-- Work to be completed --
Pull out all lines from the listing below in which the word "Council" appears.

─── Input data

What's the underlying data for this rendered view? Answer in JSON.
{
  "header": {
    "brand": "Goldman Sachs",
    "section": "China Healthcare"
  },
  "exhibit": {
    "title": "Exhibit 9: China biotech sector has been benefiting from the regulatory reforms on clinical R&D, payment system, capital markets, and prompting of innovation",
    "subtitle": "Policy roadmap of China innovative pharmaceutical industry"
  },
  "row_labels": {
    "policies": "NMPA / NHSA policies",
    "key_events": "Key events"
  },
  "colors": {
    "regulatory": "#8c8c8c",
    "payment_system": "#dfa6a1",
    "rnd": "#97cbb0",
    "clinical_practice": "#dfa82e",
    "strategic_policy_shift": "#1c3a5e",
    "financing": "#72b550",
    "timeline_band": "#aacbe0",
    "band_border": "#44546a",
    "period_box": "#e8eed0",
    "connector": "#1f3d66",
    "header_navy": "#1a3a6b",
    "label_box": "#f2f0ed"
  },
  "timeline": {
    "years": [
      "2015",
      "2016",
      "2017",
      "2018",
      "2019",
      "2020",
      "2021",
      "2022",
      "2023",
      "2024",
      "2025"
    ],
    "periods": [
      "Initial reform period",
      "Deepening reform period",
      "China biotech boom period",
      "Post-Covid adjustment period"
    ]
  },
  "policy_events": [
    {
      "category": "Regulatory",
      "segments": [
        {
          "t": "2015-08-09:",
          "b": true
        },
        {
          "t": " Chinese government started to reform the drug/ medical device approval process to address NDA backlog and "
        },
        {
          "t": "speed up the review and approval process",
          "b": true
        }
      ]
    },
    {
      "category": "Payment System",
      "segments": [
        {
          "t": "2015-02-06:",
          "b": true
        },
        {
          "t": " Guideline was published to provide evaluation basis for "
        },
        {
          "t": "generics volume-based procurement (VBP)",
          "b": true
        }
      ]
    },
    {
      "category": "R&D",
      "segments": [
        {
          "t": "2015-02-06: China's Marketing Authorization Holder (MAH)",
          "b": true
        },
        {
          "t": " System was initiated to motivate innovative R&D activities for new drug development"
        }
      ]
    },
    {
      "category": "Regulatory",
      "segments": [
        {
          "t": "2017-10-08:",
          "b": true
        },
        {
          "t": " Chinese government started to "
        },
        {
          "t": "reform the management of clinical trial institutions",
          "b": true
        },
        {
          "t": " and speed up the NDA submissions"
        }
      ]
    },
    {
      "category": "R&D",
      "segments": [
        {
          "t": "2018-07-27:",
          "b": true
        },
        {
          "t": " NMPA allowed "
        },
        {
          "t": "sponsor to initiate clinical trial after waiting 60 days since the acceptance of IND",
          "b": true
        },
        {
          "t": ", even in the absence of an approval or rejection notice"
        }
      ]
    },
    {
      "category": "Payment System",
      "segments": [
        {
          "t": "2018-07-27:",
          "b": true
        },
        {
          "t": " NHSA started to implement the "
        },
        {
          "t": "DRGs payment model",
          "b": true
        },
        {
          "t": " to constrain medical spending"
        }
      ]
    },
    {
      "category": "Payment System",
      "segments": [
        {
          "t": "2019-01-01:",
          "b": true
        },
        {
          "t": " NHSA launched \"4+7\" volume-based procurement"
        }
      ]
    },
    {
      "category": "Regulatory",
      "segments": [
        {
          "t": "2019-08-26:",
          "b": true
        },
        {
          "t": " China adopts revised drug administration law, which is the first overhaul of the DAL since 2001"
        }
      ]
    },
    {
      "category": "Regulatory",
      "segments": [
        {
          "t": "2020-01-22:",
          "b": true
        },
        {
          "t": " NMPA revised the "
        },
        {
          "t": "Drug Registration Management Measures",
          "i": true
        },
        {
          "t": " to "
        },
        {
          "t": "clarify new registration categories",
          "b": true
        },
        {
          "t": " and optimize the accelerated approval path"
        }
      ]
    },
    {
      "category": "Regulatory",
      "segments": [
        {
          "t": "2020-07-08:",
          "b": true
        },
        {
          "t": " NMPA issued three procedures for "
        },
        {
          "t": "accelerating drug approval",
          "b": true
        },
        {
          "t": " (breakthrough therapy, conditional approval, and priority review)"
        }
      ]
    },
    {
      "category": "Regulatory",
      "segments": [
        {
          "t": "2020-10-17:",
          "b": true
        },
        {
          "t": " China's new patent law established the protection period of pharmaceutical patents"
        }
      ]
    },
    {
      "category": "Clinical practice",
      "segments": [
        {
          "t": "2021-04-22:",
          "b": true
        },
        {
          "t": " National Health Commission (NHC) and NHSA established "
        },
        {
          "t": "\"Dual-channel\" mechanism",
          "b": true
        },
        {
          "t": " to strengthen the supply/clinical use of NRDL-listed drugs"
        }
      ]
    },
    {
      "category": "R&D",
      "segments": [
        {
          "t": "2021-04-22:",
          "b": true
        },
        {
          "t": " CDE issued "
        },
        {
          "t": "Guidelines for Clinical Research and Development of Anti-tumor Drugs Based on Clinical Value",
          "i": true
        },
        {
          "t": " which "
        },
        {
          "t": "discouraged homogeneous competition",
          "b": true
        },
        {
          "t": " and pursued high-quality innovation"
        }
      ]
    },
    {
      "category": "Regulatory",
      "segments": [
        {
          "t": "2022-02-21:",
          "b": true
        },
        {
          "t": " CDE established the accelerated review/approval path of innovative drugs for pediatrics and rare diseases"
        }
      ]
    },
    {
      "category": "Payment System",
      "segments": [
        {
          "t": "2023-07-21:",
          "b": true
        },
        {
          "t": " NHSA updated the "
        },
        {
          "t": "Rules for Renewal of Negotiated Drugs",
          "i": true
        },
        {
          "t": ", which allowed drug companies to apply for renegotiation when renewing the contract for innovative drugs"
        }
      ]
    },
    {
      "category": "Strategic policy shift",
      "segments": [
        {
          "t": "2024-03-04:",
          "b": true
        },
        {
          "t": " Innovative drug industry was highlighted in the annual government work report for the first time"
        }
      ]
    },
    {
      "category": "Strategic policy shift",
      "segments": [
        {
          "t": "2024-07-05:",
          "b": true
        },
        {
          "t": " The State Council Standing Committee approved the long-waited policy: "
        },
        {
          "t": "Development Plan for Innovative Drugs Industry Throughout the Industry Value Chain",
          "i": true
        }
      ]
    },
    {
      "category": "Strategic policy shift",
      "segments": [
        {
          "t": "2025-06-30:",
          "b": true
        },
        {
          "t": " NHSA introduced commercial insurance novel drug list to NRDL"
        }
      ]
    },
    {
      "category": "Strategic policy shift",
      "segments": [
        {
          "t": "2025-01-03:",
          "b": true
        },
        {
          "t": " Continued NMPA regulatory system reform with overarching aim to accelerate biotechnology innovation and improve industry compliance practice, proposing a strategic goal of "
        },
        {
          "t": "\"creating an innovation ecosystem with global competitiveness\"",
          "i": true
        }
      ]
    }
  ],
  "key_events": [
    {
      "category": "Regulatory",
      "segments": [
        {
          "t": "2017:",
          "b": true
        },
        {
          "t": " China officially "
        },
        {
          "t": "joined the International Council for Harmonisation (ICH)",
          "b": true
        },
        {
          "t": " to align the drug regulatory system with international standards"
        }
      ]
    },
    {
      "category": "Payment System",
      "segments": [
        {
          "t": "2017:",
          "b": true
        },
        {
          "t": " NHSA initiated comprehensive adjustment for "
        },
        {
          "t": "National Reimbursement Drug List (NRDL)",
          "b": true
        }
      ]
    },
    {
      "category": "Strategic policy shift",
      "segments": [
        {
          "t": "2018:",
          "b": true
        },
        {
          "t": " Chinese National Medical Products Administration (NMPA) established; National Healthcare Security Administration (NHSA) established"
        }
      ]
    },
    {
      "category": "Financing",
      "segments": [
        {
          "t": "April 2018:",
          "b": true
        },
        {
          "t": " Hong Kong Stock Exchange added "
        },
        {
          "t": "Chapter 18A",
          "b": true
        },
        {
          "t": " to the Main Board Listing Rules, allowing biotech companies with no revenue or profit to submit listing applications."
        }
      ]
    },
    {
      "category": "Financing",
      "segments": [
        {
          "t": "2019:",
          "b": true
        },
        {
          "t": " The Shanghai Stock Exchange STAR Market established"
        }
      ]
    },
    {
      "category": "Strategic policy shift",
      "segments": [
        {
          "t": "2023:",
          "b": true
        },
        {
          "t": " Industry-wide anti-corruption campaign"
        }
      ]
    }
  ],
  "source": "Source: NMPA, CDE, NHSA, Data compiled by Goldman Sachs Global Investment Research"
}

──────

-- Solution to this exercise --
          "t": " The State Council Standing Committee approved the long-waited policy: "
          "t": "joined the International Council for Harmonisation (ICH)",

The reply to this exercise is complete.